**EXERCISE:** Transcribe the records that follow exactly. Skip the pictures.

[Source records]
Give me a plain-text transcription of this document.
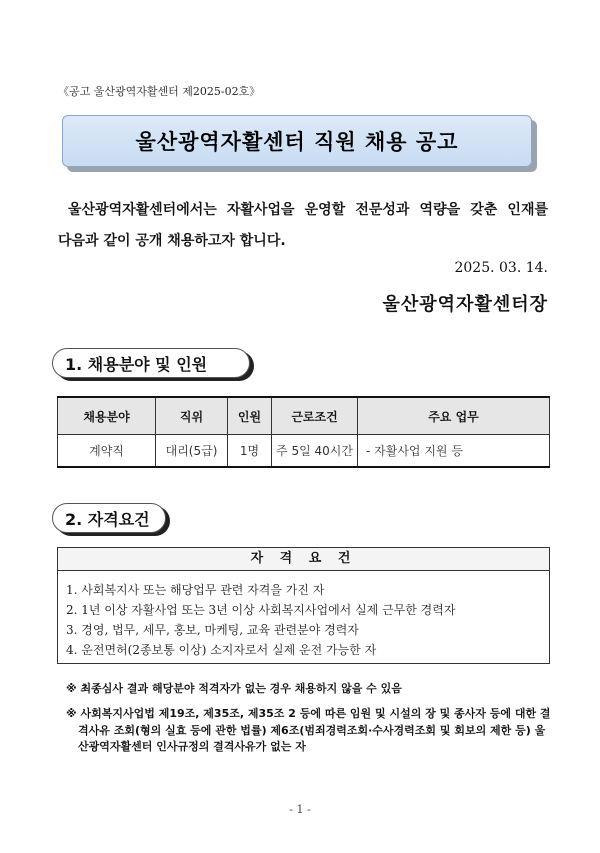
《공고 울산광역자활센터 제2025-02호》
울산광역자활센터 직원 채용 공고
울산광역자활센터에서는 자활사업을 운영할 전문성과 역량을 갖춘 인재를
다음과 같이 공개 채용하고자 합니다.
2025. 03. 14.
울산광역자활센터장
1. 채용분야 및 인원
채용분야	직위	인원	근로조건	주요 업무
계약직	대리(5급)	1명	주 5일 40시간	- 자활사업 지원 등
2. 자격요건
자 격 요 건
1. 사회복지사 또는 해당업무 관련 자격을 가진 자
2. 1년 이상 자활사업 또는 3년 이상 사회복지사업에서 실제 근무한 경력자
3. 경영, 법무, 세무, 홍보, 마케팅, 교육 관련분야 경력자
4. 운전면허(2종보통 이상) 소지자로서 실제 운전 가능한 자
※ 최종심사 결과 해당분야 적격자가 없는 경우 채용하지 않을 수 있음
※ 사회복지사업법 제19조, 제35조, 제35조 2 등에 따른 임원 및 시설의 장 및 종사자 등에 대한 결격사유 조회(형의 실효 등에 관한 법률) 제6조(범죄경력조회·수사경력조회 및 회보의 제한 등) 울산광역자활센터 인사규정의 결격사유가 없는 자
- 1 -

**EXERCISE OUTPUT:**
Give me a plain-text transcription of this document.
《공고 울산광역자활센터 제2025-02호》
울산광역자활센터 직원 채용 공고
울산광역자활센터에서는 자활사업을 운영할 전문성과 역량을 갖춘 인재를
다음과 같이 공개 채용하고자 합니다.
2025. 03. 14.
울산광역자활센터장
1. 채용분야 및 인원
채용분야	직위	인원	근로조건	주요 업무
계약직	대리(5급)	1명	주 5일 40시간	- 자활사업 지원 등
2. 자격요건
자 격 요 건
1. 사회복지사 또는 해당업무 관련 자격을 가진 자
2. 1년 이상 자활사업 또는 3년 이상 사회복지사업에서 실제 근무한 경력자
3. 경영, 법무, 세무, 홍보, 마케팅, 교육 관련분야 경력자
4. 운전면허(2종보통 이상) 소지자로서 실제 운전 가능한 자
※ 최종심사 결과 해당분야 적격자가 없는 경우 채용하지 않을 수 있음
※ 사회복지사업법 제19조, 제35조, 제35조 2 등에 따른 임원 및 시설의 장 및 종사자 등에 대한 결격사유 조회(형의 실효 등에 관한 법률) 제6조(범죄경력조회·수사경력조회 및 회보의 제한 등) 울산광역자활센터 인사규정의 결격사유가 없는 자
- 1 -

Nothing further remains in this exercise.